= Stated exercise =
Can you pull out each line of the data below that includes the word "this"?

= Records supplied =
%%

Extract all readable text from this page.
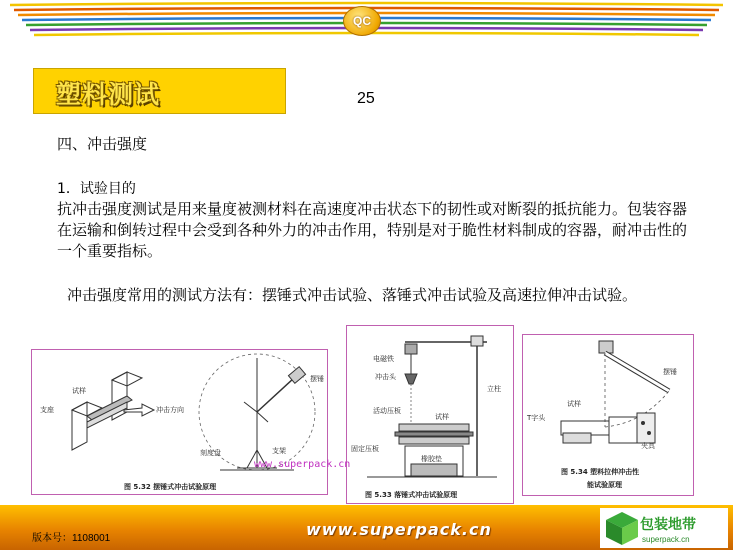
QC
塑料测试	25
四、冲击强度
1．试验目的
抗冲击强度测试是用来量度被测材料在高速度冲击状态下的韧性或对断裂的抵抗能力。包装容器在运输和倒转过程中会受到各种外力的冲击作用，特别是对于脆性材料制成的容器，耐冲击性的一个重要指标。
冲击强度常用的测试方法有：摆锤式冲击试验、落锤式冲击试验及高速拉伸冲击试验。
试样
支座	冲击方向
摆锤
刻度盘	支架
图 5.32 摆锤式冲击试验原理
电磁铁
冲击头
立柱
活动压板
试样
固定压板
橡胶垫
图 5.33 落锤式冲击试验原理
摆锤
试样
T字头
夹具
图 5.34 塑料拉伸冲击性
能试验原理
www.superpack.cn
版本号：1108001	www.superpack.cn	包装地带
superpack.cn
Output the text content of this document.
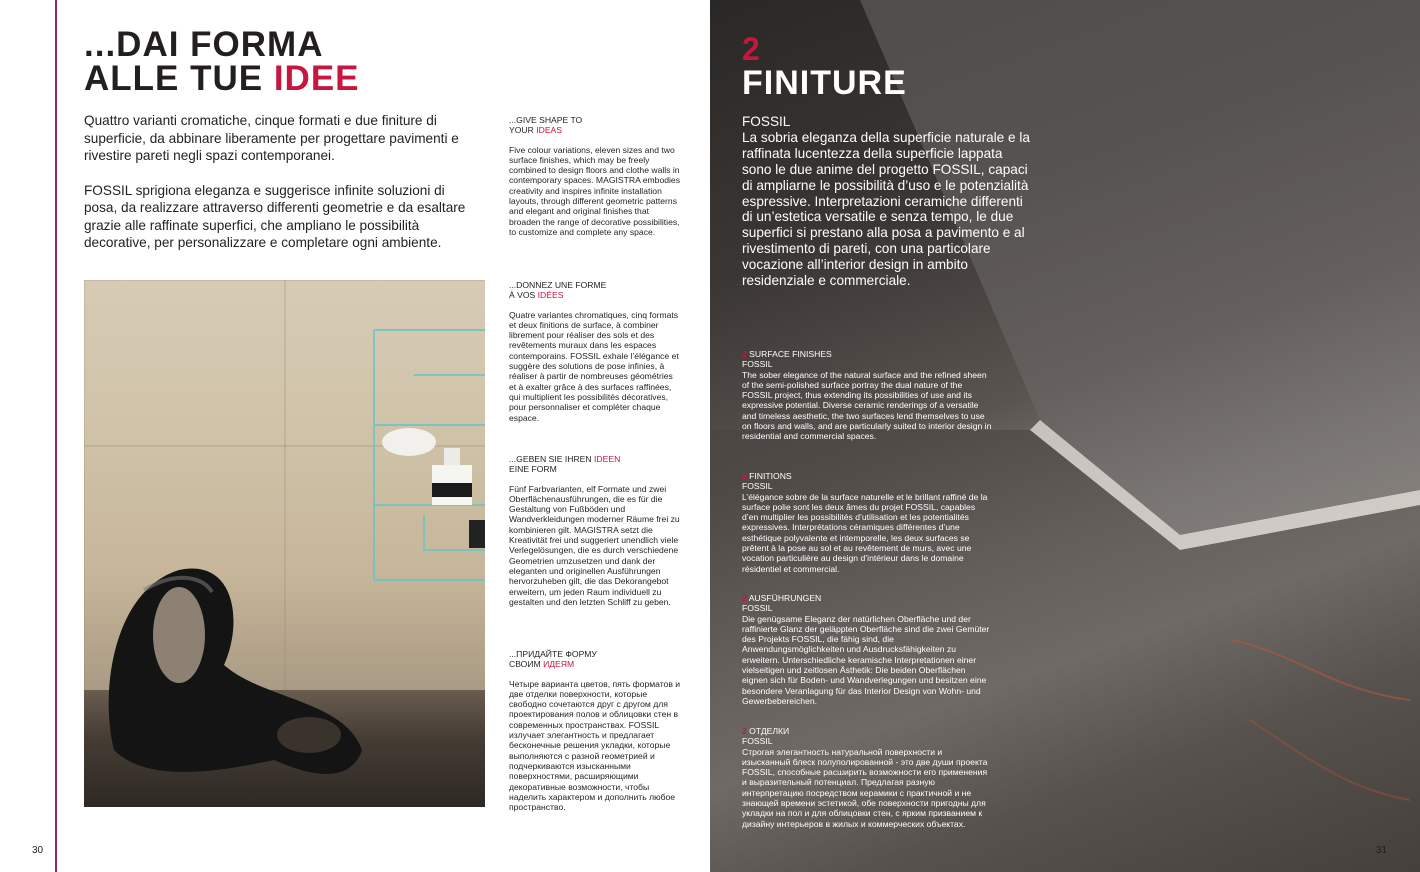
...DAI FORMA
ALLE TUE IDEE

Quattro varianti cromatiche, cinque formati e due finiture di superficie, da abbinare liberamente per progettare pavimenti e rivestire pareti negli spazi contemporanei.

FOSSIL sprigiona eleganza e suggerisce infinite soluzioni di posa, da realizzare attraverso differenti geometrie e da esaltare grazie alle raffinate superfici, che ampliano le possibilità decorative, per personalizzare e completare ogni ambiente.

...GIVE SHAPE TO
YOUR IDEAS

Five colour variations, eleven sizes and two surface finishes, which may be freely combined to design floors and clothe walls in contemporary spaces. MAGISTRA embodies creativity and inspires infinite installation layouts, through different geometric patterns and elegant and original finishes that broaden the range of decorative possibilities, to customize and complete any space.

...DONNEZ UNE FORME
À VOS IDÉES

Quatre variantes chromatiques, cinq formats et deux finitions de surface, à combiner librement pour réaliser des sols et des revêtements muraux dans les espaces contemporains. FOSSIL exhale l’élégance et suggère des solutions de pose infinies, à réaliser à partir de nombreuses géométries et à exalter grâce à des surfaces raffinées, qui multiplient les possibilités décoratives, pour personnaliser et compléter chaque espace.

...GEBEN SIE IHREN IDEEN
EINE FORM

Fünf Farbvarianten, elf Formate und zwei Oberflächenausführungen, die es für die Gestaltung von Fußböden und Wandverkleidungen moderner Räume frei zu kombinieren gilt. MAGISTRA setzt die Kreativität frei und suggeriert unendlich viele Verlegelösungen, die es durch verschiedene Geometrien umzusetzen und dank der eleganten und originellen Ausführungen hervorzuheben gilt, die das Dekorangebot erweitern, um jeden Raum individuell zu gestalten und den letzten Schliff zu geben.

...ПРИДАЙТЕ ФОРМУ
СВОИМ ИДЕЯМ

Четыре варианта цветов, пять форматов и две отделки поверхности, которые свободно сочетаются друг с другом для проектирования полов и облицовки стен в современных пространствах. FOSSIL излучает элегантность и предлагает бесконечные решения укладки, которые выполняются с разной геометрией и подчеркиваются изысканными поверхностями, расширяющими декоративные возможности, чтобы наделить характером и дополнить любое пространство.

30
2
FINITURE

FOSSIL

La sobria eleganza della superficie naturale e la raffinata lucentezza della superficie lappata sono le due anime del progetto FOSSIL, capaci di ampliarne le possibilità d’uso e le potenzialità espressive. Interpretazioni ceramiche differenti di un’estetica versatile e senza tempo, le due superfici si prestano alla posa a pavimento e al rivestimento di pareti, con una particolare vocazione all’interior design in ambito residenziale e commerciale.

2 SURFACE FINISHES

FOSSIL

The sober elegance of the natural surface and the refined sheen of the semi-polished surface portray the dual nature of the FOSSIL project, thus extending its possibilities of use and its expressive potential. Diverse ceramic renderings of a versatile and timeless aesthetic, the two surfaces lend themselves to use on floors and walls, and are particularly suited to interior design in residential and commercial spaces.

2 FINITIONS

FOSSIL

L’élégance sobre de la surface naturelle et le brillant raffiné de la surface polie sont les deux âmes du projet FOSSIL, capables d’en multiplier les possibilités d’utilisation et les potentialités expressives. Interprétations céramiques différentes d’une esthétique polyvalente et intemporelle, les deux surfaces se prêtent à la pose au sol et au revêtement de murs, avec une vocation particulière au design d’intérieur dans le domaine résidentiel et commercial.

2 AUSFÜHRUNGEN

FOSSIL

Die genügsame Eleganz der natürlichen Oberfläche und der raffinierte Glanz der geläppten Oberfläche sind die zwei Gemüter des Projekts FOSSIL, die fähig sind, die Anwendungsmöglichkeiten und Ausdrucksfähigkeiten zu erweitern. Unterschiedliche keramische Interpretationen einer vielseitigen und zeitlosen Ästhetik: Die beiden Oberflächen eignen sich für Boden- und Wandverlegungen und besitzen eine besondere Veranlagung für das Interior Design von Wohn- und Gewerbebereichen.

2 ОТДЕЛКИ

FOSSIL

Строгая элегантность натуральной поверхности и изысканный блеск полуполированной - это две души проекта FOSSIL, способные расширить возможности его применения и выразительный потенциал. Предлагая разную интерпретацию посредством керамики с практичной и не знающей времени эстетикой, обе поверхности пригодны для укладки на пол и для облицовки стен, с ярким призванием к дизайну интерьеров в жилых и коммерческих объектах.

31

%%

= Solved problem =
Extract all readable text from this page.
Output the text content of this document.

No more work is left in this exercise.